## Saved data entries
********

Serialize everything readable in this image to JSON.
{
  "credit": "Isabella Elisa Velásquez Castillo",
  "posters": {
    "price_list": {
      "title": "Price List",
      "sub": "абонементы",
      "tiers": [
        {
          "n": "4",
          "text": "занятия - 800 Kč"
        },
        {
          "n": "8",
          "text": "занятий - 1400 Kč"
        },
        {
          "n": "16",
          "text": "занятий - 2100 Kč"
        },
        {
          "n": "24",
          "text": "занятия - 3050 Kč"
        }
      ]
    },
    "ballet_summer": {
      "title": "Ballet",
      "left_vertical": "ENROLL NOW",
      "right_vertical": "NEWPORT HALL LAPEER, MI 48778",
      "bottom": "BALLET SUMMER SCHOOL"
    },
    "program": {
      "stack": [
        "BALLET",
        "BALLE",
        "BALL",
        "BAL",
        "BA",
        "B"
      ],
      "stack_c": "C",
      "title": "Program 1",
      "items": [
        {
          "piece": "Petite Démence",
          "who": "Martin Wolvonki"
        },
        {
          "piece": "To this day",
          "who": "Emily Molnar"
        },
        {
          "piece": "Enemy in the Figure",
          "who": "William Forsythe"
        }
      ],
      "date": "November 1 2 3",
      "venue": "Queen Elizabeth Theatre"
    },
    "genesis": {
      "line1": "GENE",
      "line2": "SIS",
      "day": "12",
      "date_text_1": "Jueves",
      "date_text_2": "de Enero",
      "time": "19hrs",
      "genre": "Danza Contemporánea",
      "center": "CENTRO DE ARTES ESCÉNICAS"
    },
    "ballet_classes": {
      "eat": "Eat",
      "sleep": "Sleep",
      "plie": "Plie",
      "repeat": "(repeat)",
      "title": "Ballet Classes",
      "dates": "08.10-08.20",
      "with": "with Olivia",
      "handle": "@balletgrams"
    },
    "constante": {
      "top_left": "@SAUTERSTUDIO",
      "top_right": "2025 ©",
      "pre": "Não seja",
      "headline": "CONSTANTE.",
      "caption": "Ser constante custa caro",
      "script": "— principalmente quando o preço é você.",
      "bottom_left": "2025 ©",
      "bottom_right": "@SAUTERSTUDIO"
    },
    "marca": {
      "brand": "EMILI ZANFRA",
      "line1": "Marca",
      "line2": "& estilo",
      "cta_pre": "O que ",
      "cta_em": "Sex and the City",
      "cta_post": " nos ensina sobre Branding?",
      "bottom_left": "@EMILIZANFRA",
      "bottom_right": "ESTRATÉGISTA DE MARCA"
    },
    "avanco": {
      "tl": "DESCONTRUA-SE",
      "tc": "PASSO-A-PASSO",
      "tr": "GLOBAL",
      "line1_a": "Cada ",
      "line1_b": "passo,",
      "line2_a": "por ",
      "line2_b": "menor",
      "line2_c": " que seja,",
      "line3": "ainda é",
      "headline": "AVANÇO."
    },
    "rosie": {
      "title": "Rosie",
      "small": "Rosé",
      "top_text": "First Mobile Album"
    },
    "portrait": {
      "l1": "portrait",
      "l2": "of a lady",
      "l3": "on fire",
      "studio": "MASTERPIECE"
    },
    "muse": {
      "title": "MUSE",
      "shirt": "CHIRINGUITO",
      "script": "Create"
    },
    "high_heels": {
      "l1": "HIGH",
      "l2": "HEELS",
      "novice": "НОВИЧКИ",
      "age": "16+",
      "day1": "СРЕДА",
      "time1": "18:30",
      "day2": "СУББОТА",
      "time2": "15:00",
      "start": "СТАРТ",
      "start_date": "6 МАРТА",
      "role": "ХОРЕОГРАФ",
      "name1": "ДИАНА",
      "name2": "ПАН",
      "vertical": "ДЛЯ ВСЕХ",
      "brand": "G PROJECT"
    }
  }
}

********

## Directions for this task
Nothing in the records may change; output all of them exactly.

## Task solution
Serialize everything readable in this image to JSON.
{
  "credit": "Isabella Elisa Velásquez Castillo",
  "posters": {
    "price_list": {
      "title": "Price List",
      "sub": "абонементы",
      "tiers": [
        {
          "n": "4",
          "text": "занятия - 800 Kč"
        },
        {
          "n": "8",
          "text": "занятий - 1400 Kč"
        },
        {
          "n": "16",
          "text": "занятий - 2100 Kč"
        },
        {
          "n": "24",
          "text": "занятия - 3050 Kč"
        }
      ]
    },
    "ballet_summer": {
      "title": "Ballet",
      "left_vertical": "ENROLL NOW",
      "right_vertical": "NEWPORT HALL LAPEER, MI 48778",
      "bottom": "BALLET SUMMER SCHOOL"
    },
    "program": {
      "stack": [
        "BALLET",
        "BALLE",
        "BALL",
        "BAL",
        "BA",
        "B"
      ],
      "stack_c": "C",
      "title": "Program 1",
      "items": [
        {
          "piece": "Petite Démence",
          "who": "Martin Wolvonki"
        },
        {
          "piece": "To this day",
          "who": "Emily Molnar"
        },
        {
          "piece": "Enemy in the Figure",
          "who": "William Forsythe"
        }
      ],
      "date": "November 1 2 3",
      "venue": "Queen Elizabeth Theatre"
    },
    "genesis": {
      "line1": "GENE",
      "line2": "SIS",
      "day": "12",
      "date_text_1": "Jueves",
      "date_text_2": "de Enero",
      "time": "19hrs",
      "genre": "Danza Contemporánea",
      "center": "CENTRO DE ARTES ESCÉNICAS"
    },
    "ballet_classes": {
      "eat": "Eat",
      "sleep": "Sleep",
      "plie": "Plie",
      "repeat": "(repeat)",
      "title": "Ballet Classes",
      "dates": "08.10-08.20",
      "with": "with Olivia",
      "handle": "@balletgrams"
    },
    "constante": {
      "top_left": "@SAUTERSTUDIO",
      "top_right": "2025 ©",
      "pre": "Não seja",
      "headline": "CONSTANTE.",
      "caption": "Ser constante custa caro",
      "script": "— principalmente quando o preço é você.",
      "bottom_left": "2025 ©",
      "bottom_right": "@SAUTERSTUDIO"
    },
    "marca": {
      "brand": "EMILI ZANFRA",
      "line1": "Marca",
      "line2": "& estilo",
      "cta_pre": "O que ",
      "cta_em": "Sex and the City",
      "cta_post": " nos ensina sobre Branding?",
      "bottom_left": "@EMILIZANFRA",
      "bottom_right": "ESTRATÉGISTA DE MARCA"
    },
    "avanco": {
      "tl": "DESCONTRUA-SE",
      "tc": "PASSO-A-PASSO",
      "tr": "GLOBAL",
      "line1_a": "Cada ",
      "line1_b": "passo,",
      "line2_a": "por ",
      "line2_b": "menor",
      "line2_c": " que seja,",
      "line3": "ainda é",
      "headline": "AVANÇO."
    },
    "rosie": {
      "title": "Rosie",
      "small": "Rosé",
      "top_text": "First Mobile Album"
    },
    "portrait": {
      "l1": "portrait",
      "l2": "of a lady",
      "l3": "on fire",
      "studio": "MASTERPIECE"
    },
    "muse": {
      "title": "MUSE",
      "shirt": "CHIRINGUITO",
      "script": "Create"
    },
    "high_heels": {
      "l1": "HIGH",
      "l2": "HEELS",
      "novice": "НОВИЧКИ",
      "age": "16+",
      "day1": "СРЕДА",
      "time1": "18:30",
      "day2": "СУББОТА",
      "time2": "15:00",
      "start": "СТАРТ",
      "start_date": "6 МАРТА",
      "role": "ХОРЕОГРАФ",
      "name1": "ДИАНА",
      "name2": "ПАН",
      "vertical": "ДЛЯ ВСЕХ",
      "brand": "G PROJECT"
    }
  }
}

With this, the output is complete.